Data entries
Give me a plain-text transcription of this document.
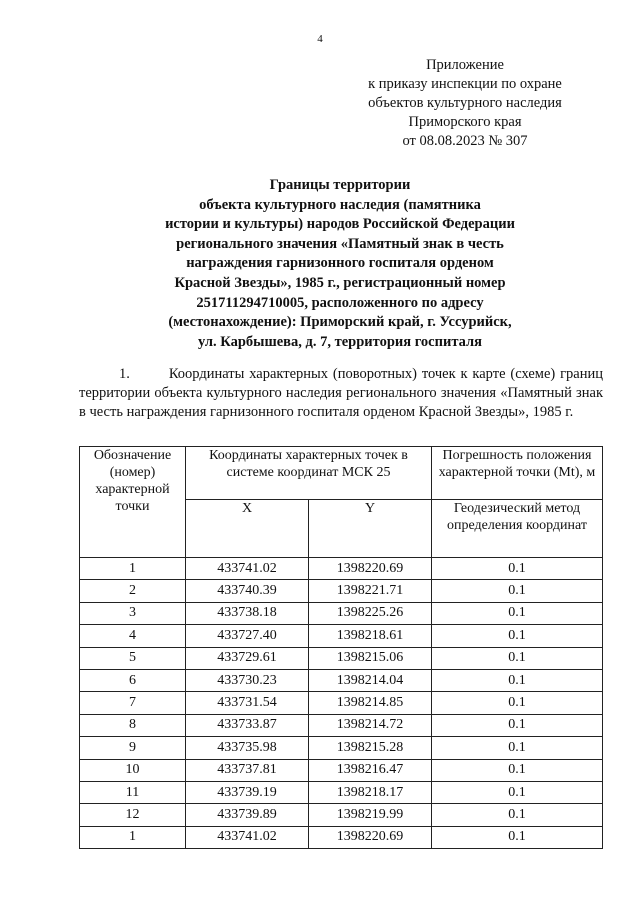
4
Приложение
к приказу инспекции по охране
объектов культурного наследия
Приморского края
от 08.08.2023 № 307
Границы территории
объекта культурного наследия (памятника
истории и культуры) народов Российской Федерации
регионального значения «Памятный знак в честь
награждения гарнизонного госпиталя орденом
Красной Звезды», 1985 г., регистрационный номер
251711294710005, расположенного по адресу
(местонахождение): Приморский край, г. Уссурийск,
ул. Карбышева, д. 7, территория госпиталя
1.	Координаты характерных (поворотных) точек к карте (схеме) границ территории объекта культурного наследия регионального значения «Памятный знак в честь награждения гарнизонного госпиталя орденом Красной Звезды», 1985 г.
Обозначение (номер) характерной точки	Координаты характерных точек в системе координат МСК 25		Погрешность положения характерной точки (Mt), м
	X	Y	Геодезический метод определения координат
1	433741.02	1398220.69	0.1
2	433740.39	1398221.71	0.1
3	433738.18	1398225.26	0.1
4	433727.40	1398218.61	0.1
5	433729.61	1398215.06	0.1
6	433730.23	1398214.04	0.1
7	433731.54	1398214.85	0.1
8	433733.87	1398214.72	0.1
9	433735.98	1398215.28	0.1
10	433737.81	1398216.47	0.1
11	433739.19	1398218.17	0.1
12	433739.89	1398219.99	0.1
1	433741.02	1398220.69	0.1
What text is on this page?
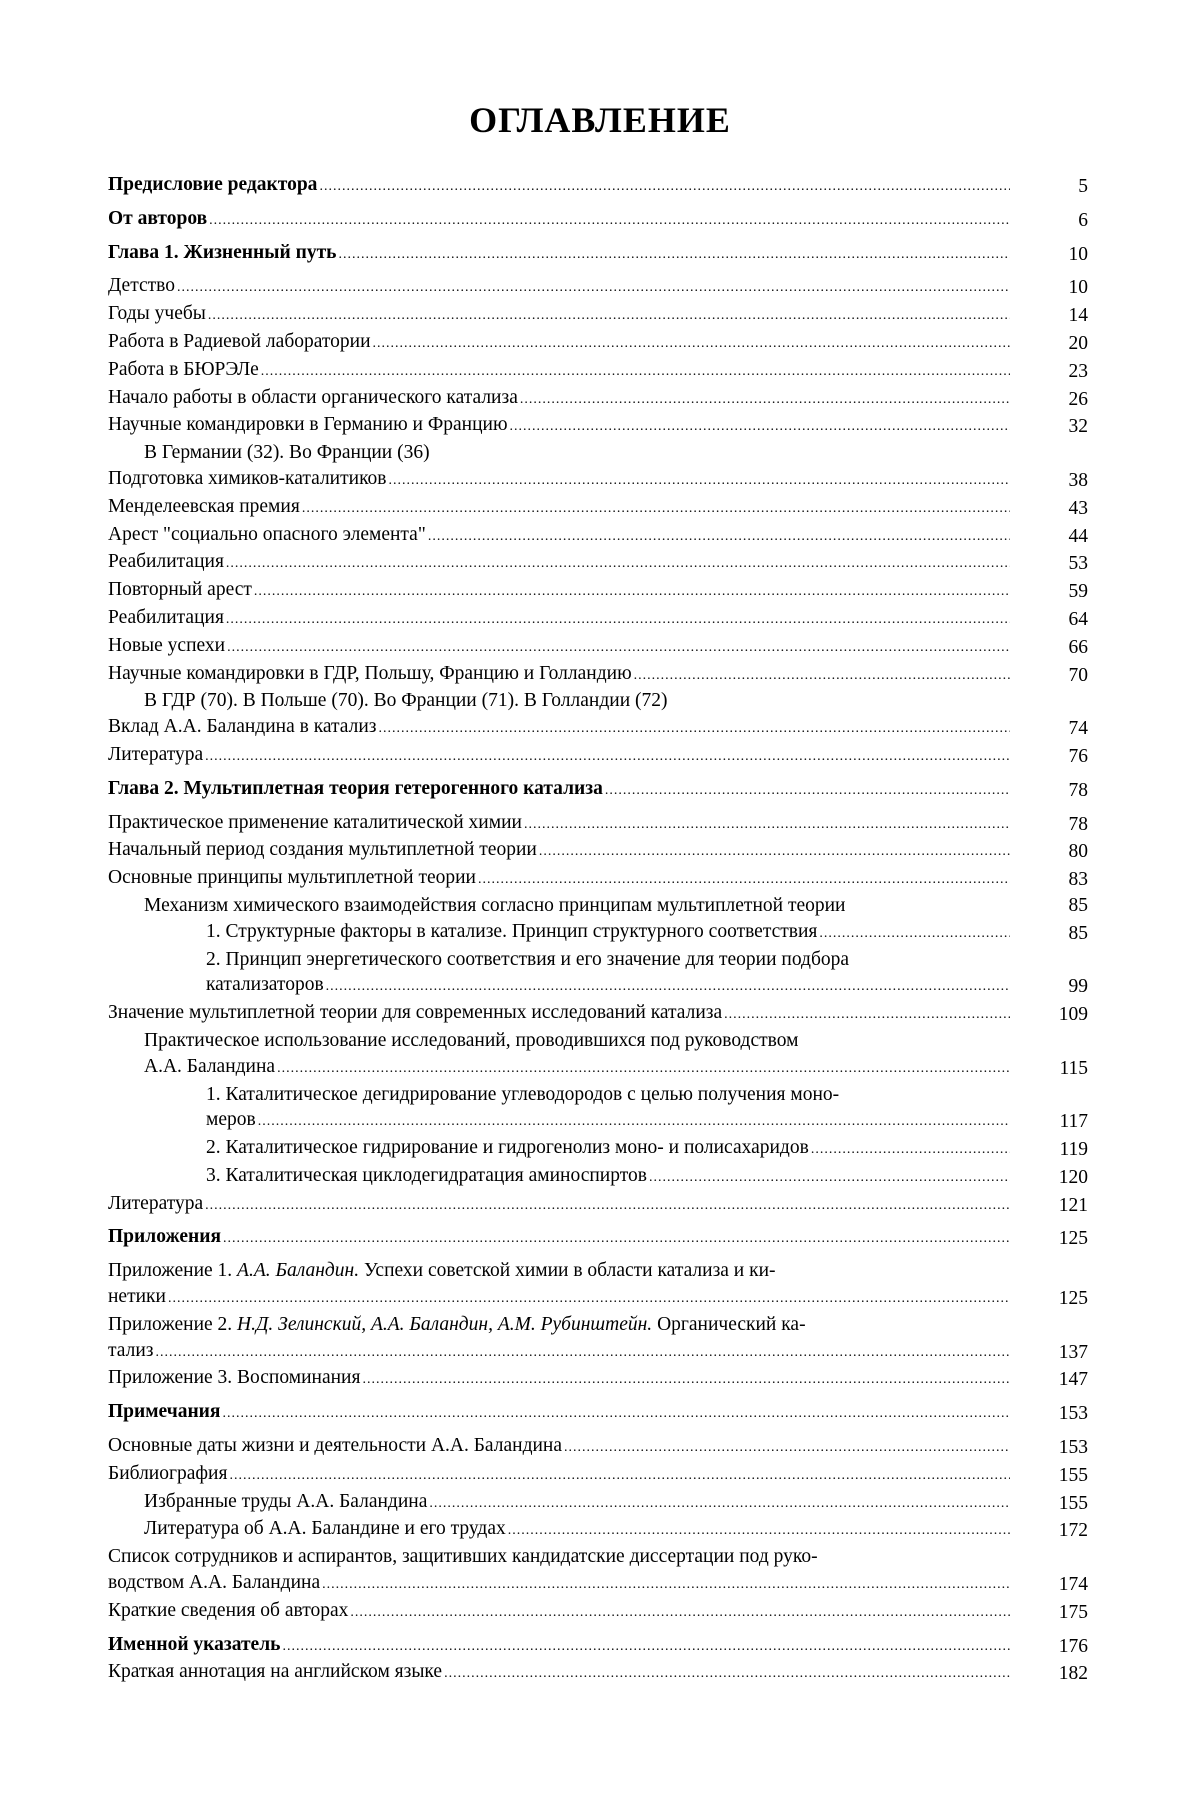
ОГЛАВЛЕНИЕ
Предисловие редактора .....	5
От авторов .....	6
Глава 1. Жизненный путь .....	10
Детство .....	10
Годы учебы .....	14
Работа в Радиевой лаборатории .....	20
Работа в БЮРЭЛе .....	23
Начало работы в области органического катализа .....	26
Научные командировки в Германию и Францию .....	32
В Германии (32). Во Франции (36)
Подготовка химиков-каталитиков .....	38
Менделеевская премия .....	43
Арест "социально опасного элемента" .....	44
Реабилитация .....	53
Повторный арест .....	59
Реабилитация .....	64
Новые успехи .....	66
Научные командировки в ГДР, Польшу, Францию и Голландию .....	70
В ГДР (70). В Польше (70). Во Франции (71). В Голландии (72)
Вклад А.А. Баландина в катализ .....	74
Литература .....	76
Глава 2. Мультиплетная теория гетерогенного катализа .....	78
Практическое применение каталитической химии .....	78
Начальный период создания мультиплетной теории .....	80
Основные принципы мультиплетной теории .....	83
Механизм химического взаимодействия согласно принципам мультиплетной теории	85
1. Структурные факторы в катализе. Принцип структурного соответствия .....	85
2. Принцип энергетического соответствия и его значение для теории подбора
катализаторов .....	99
Значение мультиплетной теории для современных исследований катализа .....	109
Практическое использование исследований, проводившихся под руководством
А.А. Баландина .....	115
1. Каталитическое дегидрирование углеводородов с целью получения моно-
меров .....	117
2. Каталитическое гидрирование и гидрогенолиз моно- и полисахаридов .....	119
3. Каталитическая циклодегидратация аминоспиртов .....	120
Литература .....	121
Приложения .....	125
Приложение 1. А.А. Баландин. Успехи советской химии в области катализа и ки-
нетики .....	125
Приложение 2. Н.Д. Зелинский, А.А. Баландин, А.М. Рубинштейн. Органический ка-
тализ .....	137
Приложение 3. Воспоминания .....	147
Примечания .....	153
Основные даты жизни и деятельности А.А. Баландина .....	153
Библиография .....	155
Избранные труды А.А. Баландина .....	155
Литература об А.А. Баландине и его трудах .....	172
Список сотрудников и аспирантов, защитивших кандидатские диссертации под руко-
водством А.А. Баландина .....	174
Краткие сведения об авторах .....	175
Именной указатель .....	176
Краткая аннотация на английском языке .....	182
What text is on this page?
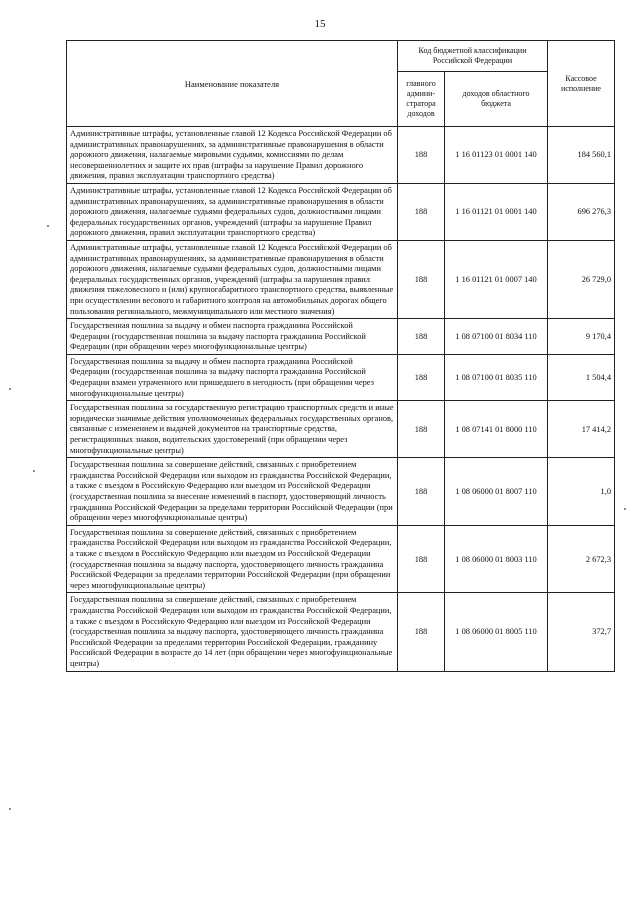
15
Наименование показателя	Код бюджетной классификации Российской Федерации		Кассовое исполнение
	главного админи-стратора доходов	доходов областного бюджета	
Административные штрафы, установленные главой 12 Кодекса Российской Федерации об административных правонарушениях, за административные правонарушения в области дорожного движения, налагаемые мировыми судьями, комиссиями по делам несовершеннолетних и защите их прав (штрафы за нарушение Правил дорожного движения, правил эксплуатации транспортного средства)	188	1 16 01123 01 0001 140	184 560,1
Административные штрафы, установленные главой 12 Кодекса Российской Федерации об административных правонарушениях, за административные правонарушения в области дорожного движения, налагаемые судьями федеральных судов, должностными лицами федеральных государственных органов, учреждений (штрафы за нарушение Правил дорожного движения, правил эксплуатации транспортного средства)	188	1 16 01121 01 0001 140	696 276,3
Административные штрафы, установленные главой 12 Кодекса Российской Федерации об административных правонарушениях, за административные правонарушения в области дорожного движения, налагаемые судьями федеральных судов, должностными лицами федеральных государственных органов, учреждений (штрафы за нарушения правил движения тяжеловесного и (или) крупногабаритного транспортного средства, выявленные при осуществлении весового и габаритного контроля на автомобильных дорогах общего пользования регионального, межмуниципального или местного значения)	188	1 16 01121 01 0007 140	26 729,0
Государственная пошлина за выдачу и обмен паспорта гражданина Российской Федерации (государственная пошлина за выдачу паспорта гражданина Российской Федерации (при обращении через многофункциональные центры)	188	1 08 07100 01 8034 110	9 170,4
Государственная пошлина за выдачу и обмен паспорта гражданина Российской Федерации (государственная пошлина за выдачу паспорта гражданина Российской Федерации взамен утраченного или пришедшего в негодность (при обращении через многофункциональные центры)	188	1 08 07100 01 8035 110	1 504,4
Государственная пошлина за государственную регистрацию транспортных средств и иные юридически значимые действия уполномоченных федеральных государственных органов, связанные с изменением и выдачей документов на транспортные средства, регистрационных знаков, водительских удостоверений (при обращении через многофункциональные центры)	188	1 08 07141 01 8000 110	17 414,2
Государственная пошлина за совершение действий, связанных с приобретением гражданства Российской Федерации или выходом из гражданства Российской Федерации, а также с въездом в Российскую Федерацию или выездом из Российской Федерации (государственная пошлина за внесение изменений в паспорт, удостоверяющий личность гражданина Российской Федерации за пределами территории Российской Федерации (при обращении через многофункциональные центры)	188	1 08 06000 01 8007 110	1,0
Государственная пошлина за совершение действий, связанных с приобретением гражданства Российской Федерации или выходом из гражданства Российской Федерации, а также с въездом в Российскую Федерацию или выездом из Российской Федерации (государственная пошлина за выдачу паспорта, удостоверяющего личность гражданина Российской Федерации за пределами территории Российской Федерации (при обращении через многофункциональные центры)	188	1 08 06000 01 8003 110	2 672,3
Государственная пошлина за совершение действий, связанных с приобретением гражданства Российской Федерации или выходом из гражданства Российской Федерации, а также с въездом в Российскую Федерацию или выездом из Российской Федерации (государственная пошлина за выдачу паспорта, удостоверяющего личность гражданина Российской Федерации за пределами территории Российской Федерации, гражданину Российской Федерации в возрасте до 14 лет (при обращении через многофункциональные центры)	188	1 08 06000 01 8005 110	372,7
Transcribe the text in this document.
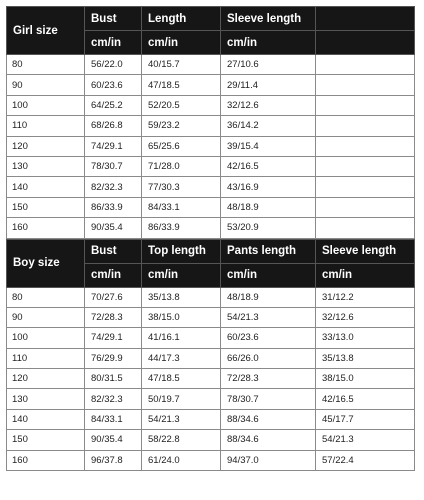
Girl size	Bust	Length	Sleeve length	
	cm/in	cm/in	cm/in	
80	56/22.0	40/15.7	27/10.6	
90	60/23.6	47/18.5	29/11.4	
100	64/25.2	52/20.5	32/12.6	
110	68/26.8	59/23.2	36/14.2	
120	74/29.1	65/25.6	39/15.4	
130	78/30.7	71/28.0	42/16.5	
140	82/32.3	77/30.3	43/16.9	
150	86/33.9	84/33.1	48/18.9	
160	90/35.4	86/33.9	53/20.9	
Boy size	Bust	Top length	Pants length	Sleeve length
	cm/in	cm/in	cm/in	cm/in
80	70/27.6	35/13.8	48/18.9	31/12.2
90	72/28.3	38/15.0	54/21.3	32/12.6
100	74/29.1	41/16.1	60/23.6	33/13.0
110	76/29.9	44/17.3	66/26.0	35/13.8
120	80/31.5	47/18.5	72/28.3	38/15.0
130	82/32.3	50/19.7	78/30.7	42/16.5
140	84/33.1	54/21.3	88/34.6	45/17.7
150	90/35.4	58/22.8	88/34.6	54/21.3
160	96/37.8	61/24.0	94/37.0	57/22.4
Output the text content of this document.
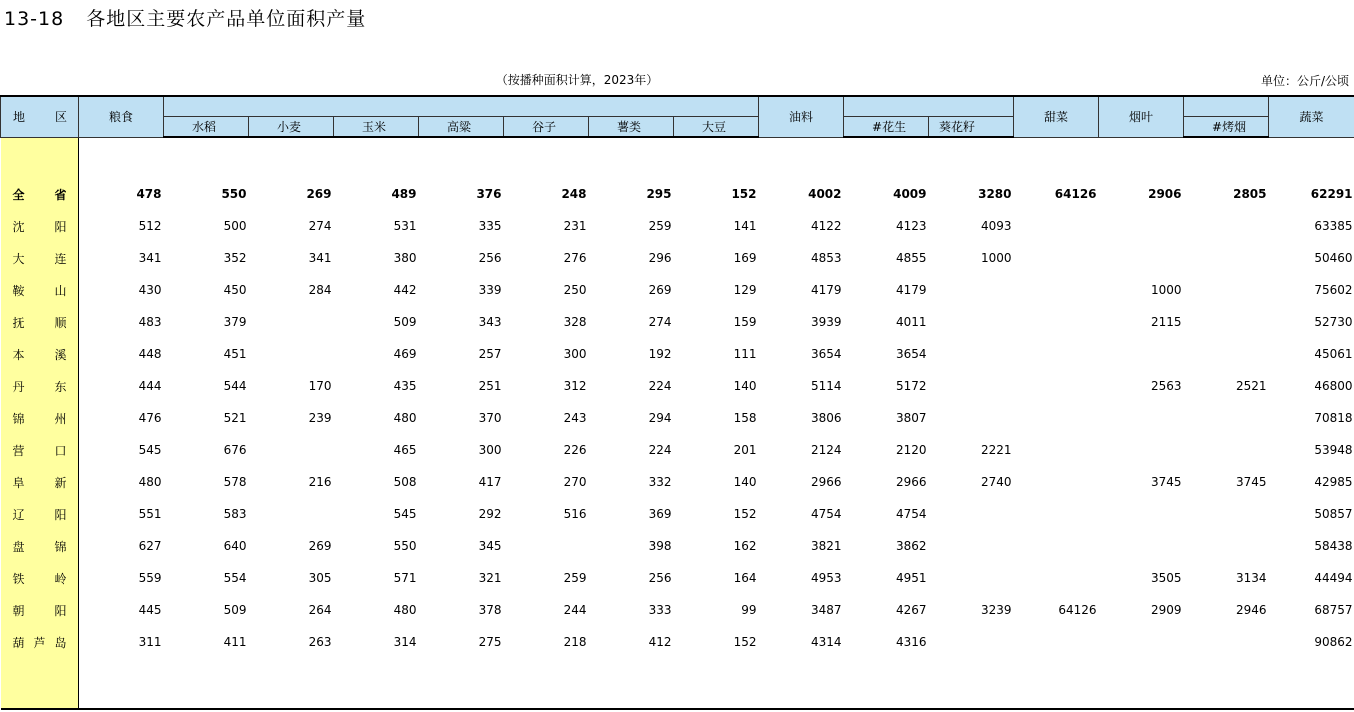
13-18 各地区主要农产品单位面积产量
（按播种面积计算，2023年）	单位：公斤/公顷
地 区	粮食								油料			甜菜	烟叶		蔬菜
		水稻	小麦	玉米	高粱	谷子	薯类	大豆		#花生	葵花籽			#烤烟	

全 省	478	550	269	489	376	248	295	152	4002	4009	3280	64126	2906	2805	62291
沈 阳	512	500	274	531	335	231	259	141	4122	4123	4093				63385
大 连	341	352	341	380	256	276	296	169	4853	4855	1000				50460
鞍 山	430	450	284	442	339	250	269	129	4179	4179			1000		75602
抚 顺	483	379		509	343	328	274	159	3939	4011			2115		52730
本 溪	448	451		469	257	300	192	111	3654	3654					45061
丹 东	444	544	170	435	251	312	224	140	5114	5172			2563	2521	46800
锦 州	476	521	239	480	370	243	294	158	3806	3807					70818
营 口	545	676		465	300	226	224	201	2124	2120	2221				53948
阜 新	480	578	216	508	417	270	332	140	2966	2966	2740		3745	3745	42985
辽 阳	551	583		545	292	516	369	152	4754	4754					50857
盘 锦	627	640	269	550	345		398	162	3821	3862					58438
铁 岭	559	554	305	571	321	259	256	164	4953	4951			3505	3134	44494
朝 阳	445	509	264	480	378	244	333	99	3487	4267	3239	64126	2909	2946	68757
葫 芦 岛	311	411	263	314	275	218	412	152	4314	4316					90862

> **TASK DESCRIPTION**: Starting at the line with "Output the text content of this document.", output each line through the final one of the listing above, and nothing else. Pictures are to be left out.

> **RESPONSE BELOW**:
Output the text content of this document.
13-18 各地区主要农产品单位面积产量
（按播种面积计算，2023年）	单位：公斤/公顷
地 区	粮食								油料			甜菜	烟叶		蔬菜
		水稻	小麦	玉米	高粱	谷子	薯类	大豆		#花生	葵花籽			#烤烟	

全 省	478	550	269	489	376	248	295	152	4002	4009	3280	64126	2906	2805	62291
沈 阳	512	500	274	531	335	231	259	141	4122	4123	4093				63385
大 连	341	352	341	380	256	276	296	169	4853	4855	1000				50460
鞍 山	430	450	284	442	339	250	269	129	4179	4179			1000		75602
抚 顺	483	379		509	343	328	274	159	3939	4011			2115		52730
本 溪	448	451		469	257	300	192	111	3654	3654					45061
丹 东	444	544	170	435	251	312	224	140	5114	5172			2563	2521	46800
锦 州	476	521	239	480	370	243	294	158	3806	3807					70818
营 口	545	676		465	300	226	224	201	2124	2120	2221				53948
阜 新	480	578	216	508	417	270	332	140	2966	2966	2740		3745	3745	42985
辽 阳	551	583		545	292	516	369	152	4754	4754					50857
盘 锦	627	640	269	550	345		398	162	3821	3862					58438
铁 岭	559	554	305	571	321	259	256	164	4953	4951			3505	3134	44494
朝 阳	445	509	264	480	378	244	333	99	3487	4267	3239	64126	2909	2946	68757
葫 芦 岛	311	411	263	314	275	218	412	152	4314	4316					90862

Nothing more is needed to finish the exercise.